Peter Graham

Personal information
- Full name: Peter Arthur Onslow Graham
- Born: 27 December 1920 Kurseong, Darjeeling, India
- Died: 2 March 2000 (aged 79) Jersey
- Batting: Right-handed
- Bowling: Right-arm fast

Domestic team information
- 1948: Somerset

Career statistics
| Competition | First-class |
| Matches | 6 |
| Runs scored | 82 |
| Batting average | 9.11 |
| 100s/50s | 0/0 |
| Top score | 33 |
| Balls bowled | 548 |
| Wickets | 7 |
| Bowling average | 45.14 |
| 5 wickets in innings | 0 |
| 10 wickets in match | 0 |
| Best bowling | 3/47 |
| Catches/stumpings | 3/– |
- Source: CricketArchive, 10 January 2017

= Peter Graham (cricketer, born 1920) =

Peter Arthur Onslow Graham (27 December 1920 – 2 March 2000) played first-class cricket for Somerset in six matches in 1948. He was born at Kurseong, Darjeeling, India and died on the island of Jersey.

What is needed |
Answer these from the Peter Graham profile:
(a) Where did he die?
(b) What were his best bowling figures?
(c) How many first-class matches did he play?

Data under study |
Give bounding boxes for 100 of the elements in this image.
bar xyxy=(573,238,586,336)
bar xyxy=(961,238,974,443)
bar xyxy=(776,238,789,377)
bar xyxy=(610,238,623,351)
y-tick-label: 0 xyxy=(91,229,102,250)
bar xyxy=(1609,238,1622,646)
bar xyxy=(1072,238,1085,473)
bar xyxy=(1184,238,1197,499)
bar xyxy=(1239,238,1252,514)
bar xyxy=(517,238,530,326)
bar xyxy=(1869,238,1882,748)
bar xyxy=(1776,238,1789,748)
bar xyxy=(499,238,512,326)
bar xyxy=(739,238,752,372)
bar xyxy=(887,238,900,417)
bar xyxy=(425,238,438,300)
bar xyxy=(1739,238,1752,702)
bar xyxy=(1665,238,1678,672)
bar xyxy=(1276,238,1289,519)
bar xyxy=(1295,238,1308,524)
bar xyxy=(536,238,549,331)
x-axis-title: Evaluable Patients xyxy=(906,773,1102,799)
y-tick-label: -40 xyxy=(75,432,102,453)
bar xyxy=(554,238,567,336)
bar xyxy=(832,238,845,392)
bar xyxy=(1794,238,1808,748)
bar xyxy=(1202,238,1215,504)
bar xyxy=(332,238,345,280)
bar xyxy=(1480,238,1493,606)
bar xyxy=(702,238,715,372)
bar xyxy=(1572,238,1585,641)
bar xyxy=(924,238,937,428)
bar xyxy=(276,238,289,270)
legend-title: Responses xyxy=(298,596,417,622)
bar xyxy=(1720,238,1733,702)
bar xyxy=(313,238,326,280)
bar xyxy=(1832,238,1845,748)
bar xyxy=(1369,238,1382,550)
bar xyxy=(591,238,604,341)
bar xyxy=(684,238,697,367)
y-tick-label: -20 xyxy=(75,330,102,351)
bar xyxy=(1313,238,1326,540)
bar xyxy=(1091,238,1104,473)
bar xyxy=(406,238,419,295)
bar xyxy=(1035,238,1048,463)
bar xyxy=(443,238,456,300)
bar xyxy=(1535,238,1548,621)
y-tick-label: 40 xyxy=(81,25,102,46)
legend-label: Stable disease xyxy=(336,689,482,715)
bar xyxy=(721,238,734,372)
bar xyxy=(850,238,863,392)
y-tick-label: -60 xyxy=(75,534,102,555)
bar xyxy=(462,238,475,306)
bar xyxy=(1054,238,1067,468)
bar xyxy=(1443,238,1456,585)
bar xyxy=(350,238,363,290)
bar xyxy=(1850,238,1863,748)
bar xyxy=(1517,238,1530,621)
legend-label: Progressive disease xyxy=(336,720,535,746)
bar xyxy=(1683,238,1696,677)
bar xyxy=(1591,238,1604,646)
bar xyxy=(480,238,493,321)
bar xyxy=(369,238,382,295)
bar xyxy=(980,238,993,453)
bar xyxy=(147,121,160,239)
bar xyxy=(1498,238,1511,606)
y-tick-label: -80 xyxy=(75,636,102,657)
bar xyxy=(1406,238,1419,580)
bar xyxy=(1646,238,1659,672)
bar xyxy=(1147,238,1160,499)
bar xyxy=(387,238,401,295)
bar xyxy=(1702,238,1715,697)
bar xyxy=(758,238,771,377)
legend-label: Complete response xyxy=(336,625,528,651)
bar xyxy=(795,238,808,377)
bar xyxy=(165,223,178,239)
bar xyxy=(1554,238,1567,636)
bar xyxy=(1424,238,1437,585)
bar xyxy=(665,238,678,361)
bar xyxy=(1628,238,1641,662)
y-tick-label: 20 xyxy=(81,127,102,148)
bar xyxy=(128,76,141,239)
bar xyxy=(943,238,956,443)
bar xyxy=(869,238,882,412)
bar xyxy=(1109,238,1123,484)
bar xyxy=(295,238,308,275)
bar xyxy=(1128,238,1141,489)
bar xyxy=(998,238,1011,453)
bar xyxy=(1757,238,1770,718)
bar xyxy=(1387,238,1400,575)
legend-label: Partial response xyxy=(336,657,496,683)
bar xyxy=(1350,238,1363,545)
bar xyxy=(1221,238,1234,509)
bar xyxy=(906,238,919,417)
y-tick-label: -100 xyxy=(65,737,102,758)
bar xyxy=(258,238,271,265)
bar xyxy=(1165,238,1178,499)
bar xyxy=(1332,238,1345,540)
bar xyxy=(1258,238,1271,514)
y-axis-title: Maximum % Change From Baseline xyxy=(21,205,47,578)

Exercise answer |
(a) Jersey
(b) 3/47
(c) 6